[BEGIN]
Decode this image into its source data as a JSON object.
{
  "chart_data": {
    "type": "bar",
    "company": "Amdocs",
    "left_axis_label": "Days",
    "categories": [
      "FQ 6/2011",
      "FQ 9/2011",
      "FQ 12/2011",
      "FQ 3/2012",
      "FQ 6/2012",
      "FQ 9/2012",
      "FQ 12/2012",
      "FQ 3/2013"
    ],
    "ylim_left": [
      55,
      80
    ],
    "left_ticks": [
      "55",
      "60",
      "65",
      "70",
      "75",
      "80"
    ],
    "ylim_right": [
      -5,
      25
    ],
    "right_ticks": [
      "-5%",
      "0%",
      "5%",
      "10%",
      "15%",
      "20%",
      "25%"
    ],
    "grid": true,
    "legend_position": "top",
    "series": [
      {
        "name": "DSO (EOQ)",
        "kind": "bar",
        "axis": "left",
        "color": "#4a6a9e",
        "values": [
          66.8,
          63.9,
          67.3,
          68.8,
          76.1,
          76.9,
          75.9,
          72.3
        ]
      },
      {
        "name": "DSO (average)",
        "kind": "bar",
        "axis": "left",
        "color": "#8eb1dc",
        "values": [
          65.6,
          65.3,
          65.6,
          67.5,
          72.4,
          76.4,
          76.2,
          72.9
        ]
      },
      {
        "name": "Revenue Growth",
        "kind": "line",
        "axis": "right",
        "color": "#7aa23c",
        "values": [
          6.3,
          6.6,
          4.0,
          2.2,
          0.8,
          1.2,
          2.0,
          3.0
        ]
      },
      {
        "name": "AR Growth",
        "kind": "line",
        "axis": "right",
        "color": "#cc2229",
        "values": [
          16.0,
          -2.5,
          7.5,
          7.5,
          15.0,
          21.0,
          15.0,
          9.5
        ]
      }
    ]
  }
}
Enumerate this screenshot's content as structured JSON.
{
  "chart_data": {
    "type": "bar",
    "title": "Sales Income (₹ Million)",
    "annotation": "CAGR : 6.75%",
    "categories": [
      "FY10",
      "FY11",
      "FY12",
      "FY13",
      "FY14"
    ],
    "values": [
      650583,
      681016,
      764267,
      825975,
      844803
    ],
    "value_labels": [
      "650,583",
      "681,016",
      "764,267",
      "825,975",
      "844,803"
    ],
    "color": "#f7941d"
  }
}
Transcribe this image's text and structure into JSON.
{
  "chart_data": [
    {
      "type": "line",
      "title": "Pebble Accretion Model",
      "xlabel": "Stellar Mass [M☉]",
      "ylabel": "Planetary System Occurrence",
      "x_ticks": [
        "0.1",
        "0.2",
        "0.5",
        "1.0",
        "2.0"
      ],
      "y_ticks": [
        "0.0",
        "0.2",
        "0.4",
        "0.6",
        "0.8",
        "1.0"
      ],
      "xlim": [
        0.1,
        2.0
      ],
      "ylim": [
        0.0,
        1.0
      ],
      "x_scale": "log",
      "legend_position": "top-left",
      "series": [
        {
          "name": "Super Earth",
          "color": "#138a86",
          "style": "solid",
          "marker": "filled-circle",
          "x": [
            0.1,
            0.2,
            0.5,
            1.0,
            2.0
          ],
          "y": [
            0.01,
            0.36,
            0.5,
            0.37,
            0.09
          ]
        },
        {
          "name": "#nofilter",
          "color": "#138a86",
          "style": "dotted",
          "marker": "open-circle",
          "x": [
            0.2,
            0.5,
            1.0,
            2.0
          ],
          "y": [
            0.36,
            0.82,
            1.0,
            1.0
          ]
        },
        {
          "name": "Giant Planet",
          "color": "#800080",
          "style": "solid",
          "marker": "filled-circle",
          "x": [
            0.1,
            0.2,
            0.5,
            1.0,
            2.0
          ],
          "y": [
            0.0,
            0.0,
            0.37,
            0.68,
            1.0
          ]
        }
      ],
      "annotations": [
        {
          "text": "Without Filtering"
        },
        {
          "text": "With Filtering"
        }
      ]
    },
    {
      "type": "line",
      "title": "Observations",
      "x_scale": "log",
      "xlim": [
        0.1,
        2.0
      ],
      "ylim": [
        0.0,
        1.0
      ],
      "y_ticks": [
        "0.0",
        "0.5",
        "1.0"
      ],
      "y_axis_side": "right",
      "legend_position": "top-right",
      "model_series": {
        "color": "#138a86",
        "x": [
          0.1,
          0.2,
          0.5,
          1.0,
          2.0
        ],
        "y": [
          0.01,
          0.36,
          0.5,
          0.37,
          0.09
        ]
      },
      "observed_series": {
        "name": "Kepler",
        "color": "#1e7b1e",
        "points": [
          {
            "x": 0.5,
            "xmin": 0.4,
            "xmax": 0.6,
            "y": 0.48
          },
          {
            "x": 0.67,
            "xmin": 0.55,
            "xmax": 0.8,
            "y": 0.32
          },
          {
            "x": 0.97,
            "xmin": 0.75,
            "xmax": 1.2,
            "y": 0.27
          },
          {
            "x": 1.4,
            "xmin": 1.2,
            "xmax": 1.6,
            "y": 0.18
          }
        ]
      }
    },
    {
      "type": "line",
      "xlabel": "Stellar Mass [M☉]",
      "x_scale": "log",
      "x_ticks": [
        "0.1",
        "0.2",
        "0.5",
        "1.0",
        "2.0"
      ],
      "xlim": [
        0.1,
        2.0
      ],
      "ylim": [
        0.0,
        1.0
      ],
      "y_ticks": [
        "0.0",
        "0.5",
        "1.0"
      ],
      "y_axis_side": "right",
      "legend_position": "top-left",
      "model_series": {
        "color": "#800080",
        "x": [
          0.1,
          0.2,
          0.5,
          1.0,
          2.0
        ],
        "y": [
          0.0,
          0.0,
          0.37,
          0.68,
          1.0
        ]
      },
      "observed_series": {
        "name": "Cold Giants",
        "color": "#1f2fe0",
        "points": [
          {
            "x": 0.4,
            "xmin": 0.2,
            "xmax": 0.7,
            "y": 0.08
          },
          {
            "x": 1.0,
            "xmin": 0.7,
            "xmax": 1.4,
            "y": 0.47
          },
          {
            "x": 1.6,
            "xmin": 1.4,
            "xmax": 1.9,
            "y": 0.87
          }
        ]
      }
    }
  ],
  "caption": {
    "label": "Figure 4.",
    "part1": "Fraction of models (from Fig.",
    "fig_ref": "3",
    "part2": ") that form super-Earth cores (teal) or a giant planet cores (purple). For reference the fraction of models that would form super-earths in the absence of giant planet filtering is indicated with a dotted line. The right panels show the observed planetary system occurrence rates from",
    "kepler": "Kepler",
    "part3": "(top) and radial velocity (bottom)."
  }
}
[END]
SET TASK: Find every line with the word "image" and state how many there are, with no other words.

FULL SOLUTION: 2